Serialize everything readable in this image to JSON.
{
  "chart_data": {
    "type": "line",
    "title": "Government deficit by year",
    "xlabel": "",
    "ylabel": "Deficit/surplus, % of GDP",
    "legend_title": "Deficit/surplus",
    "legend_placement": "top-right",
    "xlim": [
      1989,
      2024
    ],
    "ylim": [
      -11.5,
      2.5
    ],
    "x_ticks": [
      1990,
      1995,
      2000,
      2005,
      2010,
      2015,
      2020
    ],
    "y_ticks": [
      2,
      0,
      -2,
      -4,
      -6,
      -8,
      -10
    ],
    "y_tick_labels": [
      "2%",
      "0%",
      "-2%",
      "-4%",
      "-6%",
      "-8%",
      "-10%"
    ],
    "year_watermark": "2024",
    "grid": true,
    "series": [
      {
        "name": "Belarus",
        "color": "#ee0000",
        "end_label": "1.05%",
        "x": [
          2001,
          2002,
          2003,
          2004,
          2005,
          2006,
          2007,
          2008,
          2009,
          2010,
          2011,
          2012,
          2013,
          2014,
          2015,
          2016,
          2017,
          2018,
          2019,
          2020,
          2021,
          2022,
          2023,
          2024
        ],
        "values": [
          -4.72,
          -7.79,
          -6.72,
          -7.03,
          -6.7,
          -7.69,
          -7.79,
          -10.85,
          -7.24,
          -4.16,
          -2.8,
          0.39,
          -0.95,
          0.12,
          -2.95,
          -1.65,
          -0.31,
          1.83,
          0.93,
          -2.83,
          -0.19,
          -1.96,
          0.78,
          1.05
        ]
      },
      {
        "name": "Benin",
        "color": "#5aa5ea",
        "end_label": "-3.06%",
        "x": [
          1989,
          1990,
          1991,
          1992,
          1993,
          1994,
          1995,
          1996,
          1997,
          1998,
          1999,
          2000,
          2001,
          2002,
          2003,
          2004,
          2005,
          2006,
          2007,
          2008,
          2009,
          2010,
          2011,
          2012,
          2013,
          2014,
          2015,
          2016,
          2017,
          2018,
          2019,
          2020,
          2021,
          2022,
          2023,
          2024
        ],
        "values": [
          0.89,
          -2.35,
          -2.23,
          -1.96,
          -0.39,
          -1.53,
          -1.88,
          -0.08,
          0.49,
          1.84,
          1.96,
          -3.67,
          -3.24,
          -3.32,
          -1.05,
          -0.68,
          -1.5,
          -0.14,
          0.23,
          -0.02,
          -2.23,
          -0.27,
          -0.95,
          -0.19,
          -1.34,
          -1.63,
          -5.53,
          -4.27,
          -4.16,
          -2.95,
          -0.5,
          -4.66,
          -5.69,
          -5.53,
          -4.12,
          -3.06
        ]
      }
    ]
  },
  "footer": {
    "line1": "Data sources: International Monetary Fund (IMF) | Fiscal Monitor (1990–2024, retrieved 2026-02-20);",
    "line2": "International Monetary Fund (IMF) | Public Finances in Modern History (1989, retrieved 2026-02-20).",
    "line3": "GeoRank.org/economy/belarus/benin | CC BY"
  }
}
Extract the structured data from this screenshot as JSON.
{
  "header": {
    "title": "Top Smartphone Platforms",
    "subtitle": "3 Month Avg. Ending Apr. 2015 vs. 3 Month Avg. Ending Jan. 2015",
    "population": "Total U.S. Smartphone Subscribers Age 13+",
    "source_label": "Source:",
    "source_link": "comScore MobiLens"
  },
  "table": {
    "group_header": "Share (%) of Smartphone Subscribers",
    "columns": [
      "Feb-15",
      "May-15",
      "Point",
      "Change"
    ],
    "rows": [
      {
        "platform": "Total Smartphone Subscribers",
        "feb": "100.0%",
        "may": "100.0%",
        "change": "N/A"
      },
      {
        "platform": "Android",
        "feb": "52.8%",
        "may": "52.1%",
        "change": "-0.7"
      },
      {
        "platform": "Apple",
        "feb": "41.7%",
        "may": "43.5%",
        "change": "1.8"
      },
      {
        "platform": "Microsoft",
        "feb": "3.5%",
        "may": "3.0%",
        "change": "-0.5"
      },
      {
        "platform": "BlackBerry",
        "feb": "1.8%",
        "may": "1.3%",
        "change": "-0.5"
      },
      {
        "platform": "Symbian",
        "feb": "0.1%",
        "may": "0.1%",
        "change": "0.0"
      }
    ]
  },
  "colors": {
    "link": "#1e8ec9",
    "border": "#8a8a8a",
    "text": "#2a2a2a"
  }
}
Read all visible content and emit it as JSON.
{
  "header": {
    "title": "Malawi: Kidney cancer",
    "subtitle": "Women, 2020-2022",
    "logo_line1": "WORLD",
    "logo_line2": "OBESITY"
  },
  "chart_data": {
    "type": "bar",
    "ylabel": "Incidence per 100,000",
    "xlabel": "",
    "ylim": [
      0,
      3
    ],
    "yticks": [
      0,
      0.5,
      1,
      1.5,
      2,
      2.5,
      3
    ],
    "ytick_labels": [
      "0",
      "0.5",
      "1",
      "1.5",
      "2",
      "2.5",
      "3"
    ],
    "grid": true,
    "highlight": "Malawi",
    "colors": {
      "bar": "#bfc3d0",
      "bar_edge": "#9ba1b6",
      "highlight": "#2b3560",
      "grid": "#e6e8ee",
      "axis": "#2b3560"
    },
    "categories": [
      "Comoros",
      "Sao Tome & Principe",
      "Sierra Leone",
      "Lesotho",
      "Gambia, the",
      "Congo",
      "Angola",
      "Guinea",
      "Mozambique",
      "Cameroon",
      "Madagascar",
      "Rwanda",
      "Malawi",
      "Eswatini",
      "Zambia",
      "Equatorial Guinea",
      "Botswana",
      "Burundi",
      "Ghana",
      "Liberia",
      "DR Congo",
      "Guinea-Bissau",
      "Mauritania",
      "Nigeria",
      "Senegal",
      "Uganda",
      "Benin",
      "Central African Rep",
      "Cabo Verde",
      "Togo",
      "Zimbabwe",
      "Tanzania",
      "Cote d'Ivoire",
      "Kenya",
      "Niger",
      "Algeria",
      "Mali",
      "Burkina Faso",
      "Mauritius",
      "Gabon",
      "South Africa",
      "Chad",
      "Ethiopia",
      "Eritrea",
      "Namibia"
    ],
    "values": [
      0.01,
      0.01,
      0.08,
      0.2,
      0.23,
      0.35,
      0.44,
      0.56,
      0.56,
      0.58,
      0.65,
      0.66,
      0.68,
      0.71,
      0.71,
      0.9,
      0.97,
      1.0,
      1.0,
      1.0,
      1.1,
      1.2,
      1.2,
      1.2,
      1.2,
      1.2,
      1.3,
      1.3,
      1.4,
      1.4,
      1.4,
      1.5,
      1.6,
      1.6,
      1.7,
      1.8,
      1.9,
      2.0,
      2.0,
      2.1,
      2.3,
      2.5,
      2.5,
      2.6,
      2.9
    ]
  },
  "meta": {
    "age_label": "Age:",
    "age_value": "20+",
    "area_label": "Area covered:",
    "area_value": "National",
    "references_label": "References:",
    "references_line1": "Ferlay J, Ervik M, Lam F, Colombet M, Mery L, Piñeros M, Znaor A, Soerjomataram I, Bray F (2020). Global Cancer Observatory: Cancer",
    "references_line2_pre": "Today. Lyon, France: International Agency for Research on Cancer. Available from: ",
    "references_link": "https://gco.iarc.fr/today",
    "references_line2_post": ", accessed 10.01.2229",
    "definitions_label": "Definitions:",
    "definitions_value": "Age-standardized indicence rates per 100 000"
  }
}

Challenge –
Output every entry shown above, exactly.

Exercise answer –
Serialize everything readable in this image to JSON.
{
  "chart_data": {
    "type": "line",
    "title": "Government deficit by year",
    "xlabel": "",
    "ylabel": "Deficit/surplus, % of GDP",
    "legend_title": "Deficit/surplus",
    "legend_placement": "top-right",
    "xlim": [
      1989,
      2024
    ],
    "ylim": [
      -11.5,
      2.5
    ],
    "x_ticks": [
      1990,
      1995,
      2000,
      2005,
      2010,
      2015,
      2020
    ],
    "y_ticks": [
      2,
      0,
      -2,
      -4,
      -6,
      -8,
      -10
    ],
    "y_tick_labels": [
      "2%",
      "0%",
      "-2%",
      "-4%",
      "-6%",
      "-8%",
      "-10%"
    ],
    "year_watermark": "2024",
    "grid": true,
    "series": [
      {
        "name": "Belarus",
        "color": "#ee0000",
        "end_label": "1.05%",
        "x": [
          2001,
          2002,
          2003,
          2004,
          2005,
          2006,
          2007,
          2008,
          2009,
          2010,
          2011,
          2012,
          2013,
          2014,
          2015,
          2016,
          2017,
          2018,
          2019,
          2020,
          2021,
          2022,
          2023,
          2024
        ],
        "values": [
          -4.72,
          -7.79,
          -6.72,
          -7.03,
          -6.7,
          -7.69,
          -7.79,
          -10.85,
          -7.24,
          -4.16,
          -2.8,
          0.39,
          -0.95,
          0.12,
          -2.95,
          -1.65,
          -0.31,
          1.83,
          0.93,
          -2.83,
          -0.19,
          -1.96,
          0.78,
          1.05
        ]
      },
      {
        "name": "Benin",
        "color": "#5aa5ea",
        "end_label": "-3.06%",
        "x": [
          1989,
          1990,
          1991,
          1992,
          1993,
          1994,
          1995,
          1996,
          1997,
          1998,
          1999,
          2000,
          2001,
          2002,
          2003,
          2004,
          2005,
          2006,
          2007,
          2008,
          2009,
          2010,
          2011,
          2012,
          2013,
          2014,
          2015,
          2016,
          2017,
          2018,
          2019,
          2020,
          2021,
          2022,
          2023,
          2024
        ],
        "values": [
          0.89,
          -2.35,
          -2.23,
          -1.96,
          -0.39,
          -1.53,
          -1.88,
          -0.08,
          0.49,
          1.84,
          1.96,
          -3.67,
          -3.24,
          -3.32,
          -1.05,
          -0.68,
          -1.5,
          -0.14,
          0.23,
          -0.02,
          -2.23,
          -0.27,
          -0.95,
          -0.19,
          -1.34,
          -1.63,
          -5.53,
          -4.27,
          -4.16,
          -2.95,
          -0.5,
          -4.66,
          -5.69,
          -5.53,
          -4.12,
          -3.06
        ]
      }
    ]
  },
  "footer": {
    "line1": "Data sources: International Monetary Fund (IMF) | Fiscal Monitor (1990–2024, retrieved 2026-02-20);",
    "line2": "International Monetary Fund (IMF) | Public Finances in Modern History (1989, retrieved 2026-02-20).",
    "line3": "GeoRank.org/economy/belarus/benin | CC BY"
  }
}
Extract the structured data from this screenshot as JSON.
{
  "header": {
    "title": "Top Smartphone Platforms",
    "subtitle": "3 Month Avg. Ending Apr. 2015 vs. 3 Month Avg. Ending Jan. 2015",
    "population": "Total U.S. Smartphone Subscribers Age 13+",
    "source_label": "Source:",
    "source_link": "comScore MobiLens"
  },
  "table": {
    "group_header": "Share (%) of Smartphone Subscribers",
    "columns": [
      "Feb-15",
      "May-15",
      "Point",
      "Change"
    ],
    "rows": [
      {
        "platform": "Total Smartphone Subscribers",
        "feb": "100.0%",
        "may": "100.0%",
        "change": "N/A"
      },
      {
        "platform": "Android",
        "feb": "52.8%",
        "may": "52.1%",
        "change": "-0.7"
      },
      {
        "platform": "Apple",
        "feb": "41.7%",
        "may": "43.5%",
        "change": "1.8"
      },
      {
        "platform": "Microsoft",
        "feb": "3.5%",
        "may": "3.0%",
        "change": "-0.5"
      },
      {
        "platform": "BlackBerry",
        "feb": "1.8%",
        "may": "1.3%",
        "change": "-0.5"
      },
      {
        "platform": "Symbian",
        "feb": "0.1%",
        "may": "0.1%",
        "change": "0.0"
      }
    ]
  },
  "colors": {
    "link": "#1e8ec9",
    "border": "#8a8a8a",
    "text": "#2a2a2a"
  }
}
Read all visible content and emit it as JSON.
{
  "header": {
    "title": "Malawi: Kidney cancer",
    "subtitle": "Women, 2020-2022",
    "logo_line1": "WORLD",
    "logo_line2": "OBESITY"
  },
  "chart_data": {
    "type": "bar",
    "ylabel": "Incidence per 100,000",
    "xlabel": "",
    "ylim": [
      0,
      3
    ],
    "yticks": [
      0,
      0.5,
      1,
      1.5,
      2,
      2.5,
      3
    ],
    "ytick_labels": [
      "0",
      "0.5",
      "1",
      "1.5",
      "2",
      "2.5",
      "3"
    ],
    "grid": true,
    "highlight": "Malawi",
    "colors": {
      "bar": "#bfc3d0",
      "bar_edge": "#9ba1b6",
      "highlight": "#2b3560",
      "grid": "#e6e8ee",
      "axis": "#2b3560"
    },
    "categories": [
      "Comoros",
      "Sao Tome & Principe",
      "Sierra Leone",
      "Lesotho",
      "Gambia, the",
      "Congo",
      "Angola",
      "Guinea",
      "Mozambique",
      "Cameroon",
      "Madagascar",
      "Rwanda",
      "Malawi",
      "Eswatini",
      "Zambia",
      "Equatorial Guinea",
      "Botswana",
      "Burundi",
      "Ghana",
      "Liberia",
      "DR Congo",
      "Guinea-Bissau",
      "Mauritania",
      "Nigeria",
      "Senegal",
      "Uganda",
      "Benin",
      "Central African Rep",
      "Cabo Verde",
      "Togo",
      "Zimbabwe",
      "Tanzania",
      "Cote d'Ivoire",
      "Kenya",
      "Niger",
      "Algeria",
      "Mali",
      "Burkina Faso",
      "Mauritius",
      "Gabon",
      "South Africa",
      "Chad",
      "Ethiopia",
      "Eritrea",
      "Namibia"
    ],
    "values": [
      0.01,
      0.01,
      0.08,
      0.2,
      0.23,
      0.35,
      0.44,
      0.56,
      0.56,
      0.58,
      0.65,
      0.66,
      0.68,
      0.71,
      0.71,
      0.9,
      0.97,
      1.0,
      1.0,
      1.0,
      1.1,
      1.2,
      1.2,
      1.2,
      1.2,
      1.2,
      1.3,
      1.3,
      1.4,
      1.4,
      1.4,
      1.5,
      1.6,
      1.6,
      1.7,
      1.8,
      1.9,
      2.0,
      2.0,
      2.1,
      2.3,
      2.5,
      2.5,
      2.6,
      2.9
    ]
  },
  "meta": {
    "age_label": "Age:",
    "age_value": "20+",
    "area_label": "Area covered:",
    "area_value": "National",
    "references_label": "References:",
    "references_line1": "Ferlay J, Ervik M, Lam F, Colombet M, Mery L, Piñeros M, Znaor A, Soerjomataram I, Bray F (2020). Global Cancer Observatory: Cancer",
    "references_line2_pre": "Today. Lyon, France: International Agency for Research on Cancer. Available from: ",
    "references_link": "https://gco.iarc.fr/today",
    "references_line2_post": ", accessed 10.01.2229",
    "definitions_label": "Definitions:",
    "definitions_value": "Age-standardized indicence rates per 100 000"
  }
}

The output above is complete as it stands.